=== Task brief ===
Only the pictures stay out; every record is to be quoted exactly.

++++ Data records

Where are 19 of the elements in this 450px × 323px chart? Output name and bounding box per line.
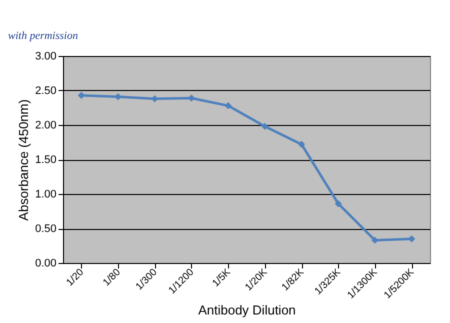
point [224,102,232,110]
point [114,93,122,100]
y-tick-label: 1.50 [35,154,56,166]
y-axis-title: Absorbance (450nm) [16,99,32,221]
x-axis-title: Antibody Dilution [198,302,296,318]
y-tick-label: 3.00 [35,50,56,62]
point [78,92,85,99]
y-tick-label: 0.00 [35,258,56,270]
text: with permission [8,30,78,42]
point [334,200,342,208]
y-tick-label: 2.00 [35,120,56,132]
y-tick-label: 0.50 [35,223,56,235]
point [408,235,416,242]
y-tick-label: 1.00 [35,188,56,200]
point [298,140,306,148]
y-tick-label: 2.50 [35,85,56,97]
point [261,122,268,130]
point [371,236,378,244]
point [151,95,158,102]
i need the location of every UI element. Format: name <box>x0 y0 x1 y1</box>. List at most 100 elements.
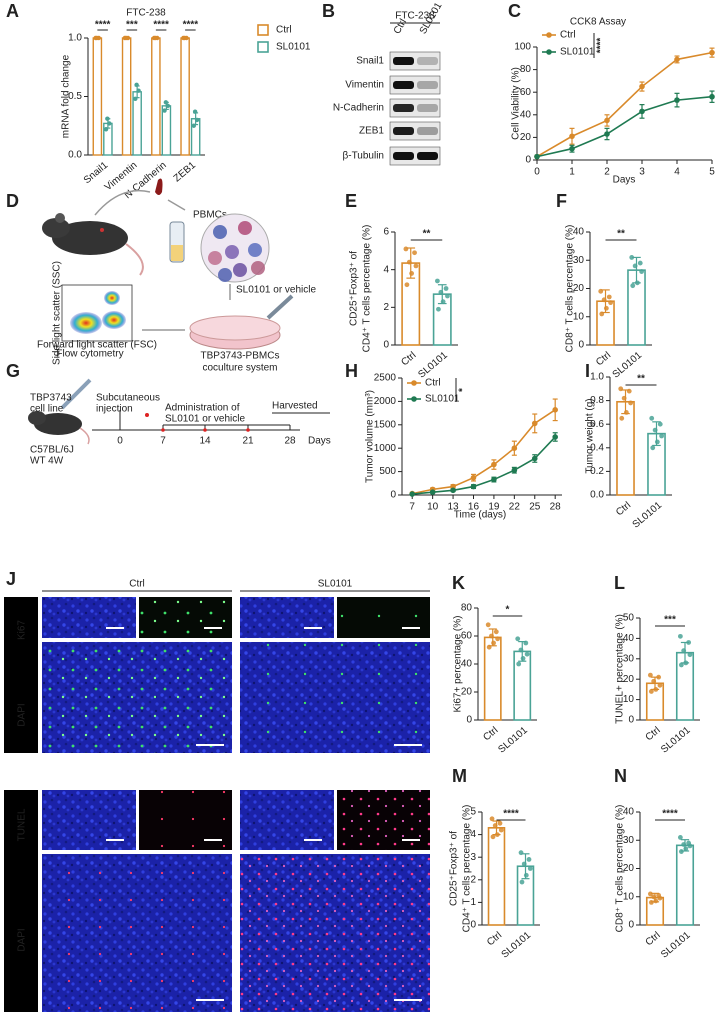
data-point <box>518 647 524 653</box>
series-line <box>412 436 556 495</box>
panel-label: K <box>452 573 465 593</box>
data-point <box>657 421 663 427</box>
blot-row <box>389 146 441 166</box>
data-point <box>648 900 654 905</box>
y-tick-label: 2500 <box>374 373 397 384</box>
data-point <box>652 427 658 433</box>
data-point <box>569 145 575 152</box>
data-point <box>486 644 492 650</box>
blot-band <box>417 57 438 65</box>
significance: *** <box>664 615 676 626</box>
mouse <box>52 221 128 255</box>
y-tick-label: 2 <box>383 302 389 313</box>
data-point <box>406 259 412 265</box>
x-tick-label: Ctrl <box>644 725 663 743</box>
timeline-label: 7 <box>160 436 166 447</box>
data-point <box>470 483 477 490</box>
blot-band <box>393 152 414 160</box>
bar <box>161 105 172 156</box>
data-point <box>601 297 607 303</box>
data-point <box>647 891 653 897</box>
cell <box>225 245 239 259</box>
data-point <box>515 636 521 642</box>
data-point <box>107 121 112 126</box>
schematic-text: SL0101 or vehicle <box>236 285 316 296</box>
blot-row <box>389 98 441 118</box>
data-point <box>523 872 529 878</box>
data-point <box>639 108 645 115</box>
micrograph <box>240 597 334 638</box>
x-tick-label: 10 <box>427 502 439 513</box>
data-point <box>409 491 416 497</box>
y-tick-label: 1.0 <box>68 33 82 44</box>
data-point <box>516 661 522 667</box>
data-point <box>192 109 198 114</box>
y-tick-label: 0.0 <box>590 490 604 501</box>
x-tick-label: Ctrl <box>594 350 613 368</box>
data-point <box>165 103 171 109</box>
significance: **** <box>596 38 607 54</box>
panel-label: D <box>6 191 19 211</box>
legend-label: Ctrl <box>425 378 441 389</box>
schematic-text: TBP3743 <box>30 393 72 404</box>
y-tick-label: 30 <box>623 835 635 846</box>
legend-label: SL0101 <box>276 42 311 53</box>
cell <box>251 261 265 275</box>
mouse <box>34 413 82 435</box>
cell <box>218 268 232 282</box>
timeline-label: 0 <box>117 436 123 447</box>
y-tick-label: 60 <box>520 87 532 98</box>
x-tick-label: Ctrl <box>614 500 633 518</box>
data-point <box>604 131 610 137</box>
data-point <box>518 850 524 856</box>
data-point <box>412 250 417 256</box>
data-point <box>440 299 446 305</box>
bar <box>121 37 132 156</box>
y-tick-label: 6 <box>383 227 389 238</box>
group-label: Ctrl <box>129 579 145 590</box>
micrograph <box>42 597 136 638</box>
data-point <box>511 445 518 452</box>
data-point <box>606 294 612 300</box>
cell <box>213 225 227 239</box>
legend-swatch <box>411 380 417 386</box>
mouse-tail <box>79 427 90 445</box>
dose-dot <box>203 428 207 432</box>
stain-label: DAPI <box>17 703 28 726</box>
data-point <box>493 629 499 635</box>
x-tick-label: 16 <box>468 502 480 513</box>
panel-label: A <box>6 1 19 21</box>
chart-title: CCK8 Assay <box>570 17 626 28</box>
y-axis-label: Tumor weight (g) <box>585 398 596 473</box>
x-tick-label: ZEB1 <box>172 160 199 185</box>
micrograph-signal <box>240 642 430 753</box>
significance: ** <box>617 229 625 240</box>
x-tick-label: Ctrl <box>644 930 663 948</box>
micrograph-signal <box>337 597 430 638</box>
data-point <box>526 857 532 862</box>
data-point <box>511 467 518 473</box>
x-tick-label: SL0101 <box>416 350 450 381</box>
y-tick-label: 20 <box>461 687 473 698</box>
y-tick-label: 0.4 <box>590 442 604 453</box>
schematic-text: SL0101 or vehicle <box>165 414 245 425</box>
bar <box>92 37 103 156</box>
cell <box>208 251 222 265</box>
data-point <box>653 687 659 692</box>
y-axis-label: CD8⁺ T cells percentage (%) <box>565 225 576 353</box>
flow-axis-label: Side light scatter (SSC) <box>52 261 63 365</box>
data-point <box>681 842 687 847</box>
blot-protein-label: N-Cadherin <box>333 103 384 114</box>
schematic-text: Flow cytometry <box>56 349 123 360</box>
data-point <box>133 96 138 102</box>
y-tick-label: 10 <box>623 694 635 705</box>
data-point <box>639 269 645 274</box>
significance: *** <box>126 20 138 31</box>
x-tick-label: SL0101 <box>631 500 665 531</box>
y-tick-label: 0 <box>525 155 531 166</box>
timeline-label: Days <box>308 436 331 447</box>
y-axis-label: Ki67+ percentage (%) <box>453 615 464 712</box>
y-axis-label: CD4⁺ T cells percentage (%) <box>462 805 473 933</box>
y-tick-label: 40 <box>520 109 532 120</box>
data-point <box>194 117 200 123</box>
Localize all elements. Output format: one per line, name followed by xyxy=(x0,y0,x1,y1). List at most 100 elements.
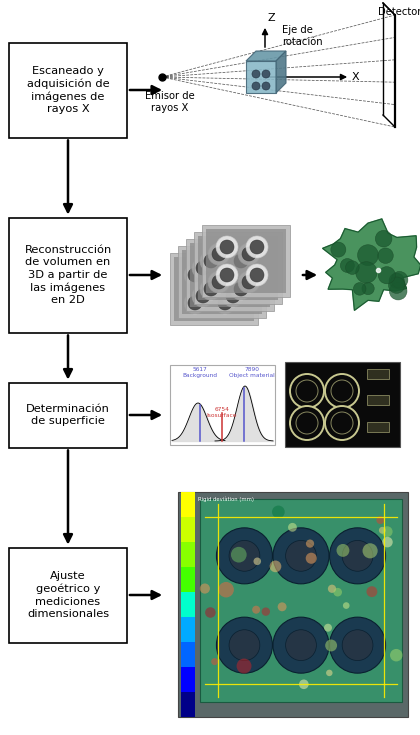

++++++++

=== Written solution ===
Where are 19 of the elements in this 450px × 323px chart? Output name and bounding box per line.
point [224,102,232,110]
point [114,93,122,100]
y-tick-label: 1.50 [35,154,56,166]
y-axis-title: Absorbance (450nm) [16,99,32,221]
x-axis-title: Antibody Dilution [198,302,296,318]
y-tick-label: 3.00 [35,50,56,62]
point [78,92,85,99]
y-tick-label: 0.00 [35,258,56,270]
text: with permission [8,30,78,42]
point [334,200,342,208]
y-tick-label: 2.00 [35,120,56,132]
y-tick-label: 0.50 [35,223,56,235]
point [408,235,416,242]
y-tick-label: 1.00 [35,188,56,200]
point [298,140,306,148]
y-tick-label: 2.50 [35,85,56,97]
point [261,122,268,130]
point [371,236,378,244]
point [151,95,158,102]
i need the location of every UI element. Format: name <box>x0 y0 x1 y1</box>. List at most 100 elements.
data-point <box>518 647 524 653</box>
series-line <box>412 436 556 495</box>
panel-label: K <box>452 573 465 593</box>
data-point <box>657 421 663 427</box>
blot-row <box>389 146 441 166</box>
data-point <box>648 900 654 905</box>
y-tick-label: 2500 <box>374 373 397 384</box>
data-point <box>652 427 658 433</box>
data-point <box>569 145 575 152</box>
data-point <box>486 644 492 650</box>
blot-band <box>417 57 438 65</box>
significance: *** <box>664 615 676 626</box>
mouse <box>52 221 128 255</box>
y-tick-label: 2 <box>383 302 389 313</box>
data-point <box>406 259 412 265</box>
x-tick-label: Ctrl <box>644 725 663 743</box>
timeline-label: 7 <box>160 436 166 447</box>
data-point <box>470 483 477 490</box>
blot-band <box>393 152 414 160</box>
bar <box>161 105 172 156</box>
data-point <box>601 297 607 303</box>
data-point <box>647 891 653 897</box>
cell <box>225 245 239 259</box>
data-point <box>515 636 521 642</box>
data-point <box>107 121 112 126</box>
schematic-text: SL0101 or vehicle <box>236 285 316 296</box>
blot-row <box>389 98 441 118</box>
data-point <box>523 872 529 878</box>
data-point <box>639 108 645 115</box>
micrograph <box>240 597 334 638</box>
x-tick-label: 10 <box>427 502 439 513</box>
data-point <box>409 491 416 497</box>
y-tick-label: 1.0 <box>68 33 82 44</box>
data-point <box>516 661 522 667</box>
data-point <box>192 109 198 114</box>
y-tick-label: 0.0 <box>590 490 604 501</box>
x-tick-label: Ctrl <box>594 350 613 368</box>
data-point <box>165 103 171 109</box>
significance: **** <box>596 38 607 54</box>
panel-label: D <box>6 191 19 211</box>
legend-label: Ctrl <box>425 378 441 389</box>
schematic-text: TBP3743 <box>30 393 72 404</box>
y-tick-label: 30 <box>623 835 635 846</box>
legend-label: SL0101 <box>276 42 311 53</box>
cell <box>251 261 265 275</box>
mouse <box>34 413 82 435</box>
cell <box>218 268 232 282</box>
timeline-label: 0 <box>117 436 123 447</box>
y-tick-label: 60 <box>520 87 532 98</box>
x-tick-label: Ctrl <box>614 500 633 518</box>
data-point <box>604 131 610 137</box>
data-point <box>518 850 524 856</box>
data-point <box>412 250 417 256</box>
data-point <box>440 299 446 305</box>
bar <box>121 37 132 156</box>
y-tick-label: 6 <box>383 227 389 238</box>
group-label: Ctrl <box>129 579 145 590</box>
micrograph <box>42 597 136 638</box>
data-point <box>511 445 518 452</box>
data-point <box>606 294 612 300</box>
cell <box>213 225 227 239</box>
legend-swatch <box>411 380 417 386</box>
mouse-tail <box>79 427 90 445</box>
dose-dot <box>203 428 207 432</box>
stain-label: DAPI <box>17 703 28 726</box>
data-point <box>493 629 499 635</box>
x-tick-label: 16 <box>468 502 480 513</box>
panel-label: A <box>6 1 19 21</box>
chart-title: CCK8 Assay <box>570 17 626 28</box>
y-axis-label: Tumor weight (g) <box>585 398 596 473</box>
x-tick-label: ZEB1 <box>172 160 199 185</box>
micrograph-signal <box>240 642 430 753</box>
significance: ** <box>617 229 625 240</box>
x-tick-label: Ctrl <box>644 930 663 948</box>
micrograph-signal <box>337 597 430 638</box>
data-point <box>526 857 532 862</box>
data-point <box>511 467 518 473</box>
x-tick-label: SL0101 <box>416 350 450 381</box>
y-tick-label: 20 <box>461 687 473 698</box>
y-tick-label: 0.4 <box>590 442 604 453</box>
schematic-text: SL0101 or vehicle <box>165 414 245 425</box>
bar <box>92 37 103 156</box>
cell <box>208 251 222 265</box>
data-point <box>653 687 659 692</box>
y-axis-label: CD8⁺ T cells percentage (%) <box>565 225 576 353</box>
flow-axis-label: Side light scatter (SSC) <box>52 261 63 365</box>
data-point <box>681 842 687 847</box>
blot-protein-label: N-Cadherin <box>333 103 384 114</box>
schematic-text: Flow cytometry <box>56 349 123 360</box>
data-point <box>133 96 138 102</box>
y-tick-label: 10 <box>623 694 635 705</box>
data-point <box>639 269 645 274</box>
significance: *** <box>126 20 138 31</box>
x-tick-label: SL0101 <box>631 500 665 531</box>
y-tick-label: 0 <box>525 155 531 166</box>
timeline-label: Days <box>308 436 331 447</box>
y-axis-label: Ki67+ percentage (%) <box>453 615 464 712</box>
y-axis-label: CD4⁺ T cells percentage (%) <box>462 805 473 933</box>
y-tick-label: 40 <box>520 109 532 120</box>
data-point <box>194 117 200 123</box>
Localize all elements. Output format: one per line, name followed by xyxy=(x0,y0,x1,y1). List at most 100 elements.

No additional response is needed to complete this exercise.